**GIVEN PROBLEM:** Return all lines below containing the word "this".
* Begin STORED ROWS *
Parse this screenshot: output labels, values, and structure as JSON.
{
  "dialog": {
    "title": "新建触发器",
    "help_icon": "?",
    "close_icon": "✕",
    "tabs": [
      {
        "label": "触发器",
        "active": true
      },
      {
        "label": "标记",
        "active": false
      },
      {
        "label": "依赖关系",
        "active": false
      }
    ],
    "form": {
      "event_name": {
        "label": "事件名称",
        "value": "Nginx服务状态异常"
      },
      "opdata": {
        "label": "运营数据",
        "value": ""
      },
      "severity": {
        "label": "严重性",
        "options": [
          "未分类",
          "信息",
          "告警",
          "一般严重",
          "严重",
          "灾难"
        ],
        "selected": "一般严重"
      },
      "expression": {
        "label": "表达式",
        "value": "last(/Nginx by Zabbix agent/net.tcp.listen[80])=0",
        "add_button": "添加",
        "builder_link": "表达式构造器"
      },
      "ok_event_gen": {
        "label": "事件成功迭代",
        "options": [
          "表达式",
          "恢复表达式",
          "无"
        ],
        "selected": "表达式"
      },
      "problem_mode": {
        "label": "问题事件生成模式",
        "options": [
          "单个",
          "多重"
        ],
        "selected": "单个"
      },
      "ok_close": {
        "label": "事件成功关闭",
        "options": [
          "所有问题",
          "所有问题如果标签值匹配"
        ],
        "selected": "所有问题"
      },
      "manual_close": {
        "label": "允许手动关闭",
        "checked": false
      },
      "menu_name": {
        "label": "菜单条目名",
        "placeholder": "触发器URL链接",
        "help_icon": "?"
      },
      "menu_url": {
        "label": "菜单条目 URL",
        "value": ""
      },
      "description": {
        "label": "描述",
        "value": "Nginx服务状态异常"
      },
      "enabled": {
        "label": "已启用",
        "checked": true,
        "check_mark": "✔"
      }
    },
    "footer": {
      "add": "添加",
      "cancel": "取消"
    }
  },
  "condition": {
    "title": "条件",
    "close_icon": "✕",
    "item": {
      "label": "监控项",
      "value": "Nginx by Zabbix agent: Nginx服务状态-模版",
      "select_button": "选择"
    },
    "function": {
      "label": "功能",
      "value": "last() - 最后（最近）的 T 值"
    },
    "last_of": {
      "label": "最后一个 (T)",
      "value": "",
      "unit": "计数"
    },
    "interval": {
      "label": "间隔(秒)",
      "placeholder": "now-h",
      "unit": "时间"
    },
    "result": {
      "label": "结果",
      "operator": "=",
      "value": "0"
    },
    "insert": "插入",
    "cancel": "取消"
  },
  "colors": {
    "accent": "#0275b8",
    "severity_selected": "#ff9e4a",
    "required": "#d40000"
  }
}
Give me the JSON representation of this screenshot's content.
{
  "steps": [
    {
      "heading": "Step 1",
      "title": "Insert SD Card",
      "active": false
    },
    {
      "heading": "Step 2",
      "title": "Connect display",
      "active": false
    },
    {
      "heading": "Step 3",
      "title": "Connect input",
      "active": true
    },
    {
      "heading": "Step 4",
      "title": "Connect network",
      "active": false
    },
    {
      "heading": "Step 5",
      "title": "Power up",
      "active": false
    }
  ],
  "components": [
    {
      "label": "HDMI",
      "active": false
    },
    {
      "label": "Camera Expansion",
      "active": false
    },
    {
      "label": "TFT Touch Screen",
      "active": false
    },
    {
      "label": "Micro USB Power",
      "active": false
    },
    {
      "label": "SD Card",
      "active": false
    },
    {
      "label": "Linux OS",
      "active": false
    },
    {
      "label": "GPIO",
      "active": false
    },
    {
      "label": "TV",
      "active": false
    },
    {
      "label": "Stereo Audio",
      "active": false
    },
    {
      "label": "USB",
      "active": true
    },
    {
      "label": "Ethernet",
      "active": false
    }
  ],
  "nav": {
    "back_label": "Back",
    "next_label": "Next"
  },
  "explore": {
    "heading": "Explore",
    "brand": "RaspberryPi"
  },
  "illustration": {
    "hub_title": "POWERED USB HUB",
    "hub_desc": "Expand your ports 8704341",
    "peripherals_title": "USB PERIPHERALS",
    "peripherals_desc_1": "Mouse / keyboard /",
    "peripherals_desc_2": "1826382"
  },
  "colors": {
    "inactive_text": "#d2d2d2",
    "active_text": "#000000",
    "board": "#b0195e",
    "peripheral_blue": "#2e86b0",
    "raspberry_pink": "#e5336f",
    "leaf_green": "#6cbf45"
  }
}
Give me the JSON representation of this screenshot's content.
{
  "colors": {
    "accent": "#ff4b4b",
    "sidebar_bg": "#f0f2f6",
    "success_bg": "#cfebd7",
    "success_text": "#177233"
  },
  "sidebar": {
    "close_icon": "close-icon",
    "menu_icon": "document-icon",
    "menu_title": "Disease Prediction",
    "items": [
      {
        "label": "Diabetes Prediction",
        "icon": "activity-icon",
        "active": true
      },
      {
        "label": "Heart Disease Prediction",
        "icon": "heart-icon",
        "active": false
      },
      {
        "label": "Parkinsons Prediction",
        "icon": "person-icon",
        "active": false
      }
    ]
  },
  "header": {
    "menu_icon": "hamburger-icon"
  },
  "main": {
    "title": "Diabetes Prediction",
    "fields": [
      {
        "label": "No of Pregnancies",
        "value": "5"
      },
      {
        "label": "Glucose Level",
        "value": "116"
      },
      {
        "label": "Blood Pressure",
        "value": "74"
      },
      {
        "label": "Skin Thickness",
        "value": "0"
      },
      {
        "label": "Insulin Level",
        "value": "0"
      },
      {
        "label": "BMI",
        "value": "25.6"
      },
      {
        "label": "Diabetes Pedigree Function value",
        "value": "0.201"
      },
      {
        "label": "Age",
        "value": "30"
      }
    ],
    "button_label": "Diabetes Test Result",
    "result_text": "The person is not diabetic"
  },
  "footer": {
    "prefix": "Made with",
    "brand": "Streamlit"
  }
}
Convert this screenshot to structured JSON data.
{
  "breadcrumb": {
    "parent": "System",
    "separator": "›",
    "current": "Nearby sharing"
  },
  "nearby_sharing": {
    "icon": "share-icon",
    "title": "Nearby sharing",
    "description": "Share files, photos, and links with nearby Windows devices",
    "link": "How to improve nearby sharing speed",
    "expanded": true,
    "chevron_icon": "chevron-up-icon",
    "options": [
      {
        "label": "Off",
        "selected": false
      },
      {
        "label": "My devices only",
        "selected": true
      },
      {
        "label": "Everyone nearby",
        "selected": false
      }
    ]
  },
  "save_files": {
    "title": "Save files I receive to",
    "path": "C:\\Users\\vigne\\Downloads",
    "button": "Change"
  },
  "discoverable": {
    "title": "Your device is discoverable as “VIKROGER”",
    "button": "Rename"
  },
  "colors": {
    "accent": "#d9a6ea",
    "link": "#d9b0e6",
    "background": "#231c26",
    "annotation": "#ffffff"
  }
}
* End STORED ROWS *
**WRITTEN SOLUTION:**
Parse this screenshot: output labels, values, and structure as JSON.
Give me the JSON representation of this screenshot's content.
Give me the JSON representation of this screenshot's content.
Convert this screenshot to structured JSON data.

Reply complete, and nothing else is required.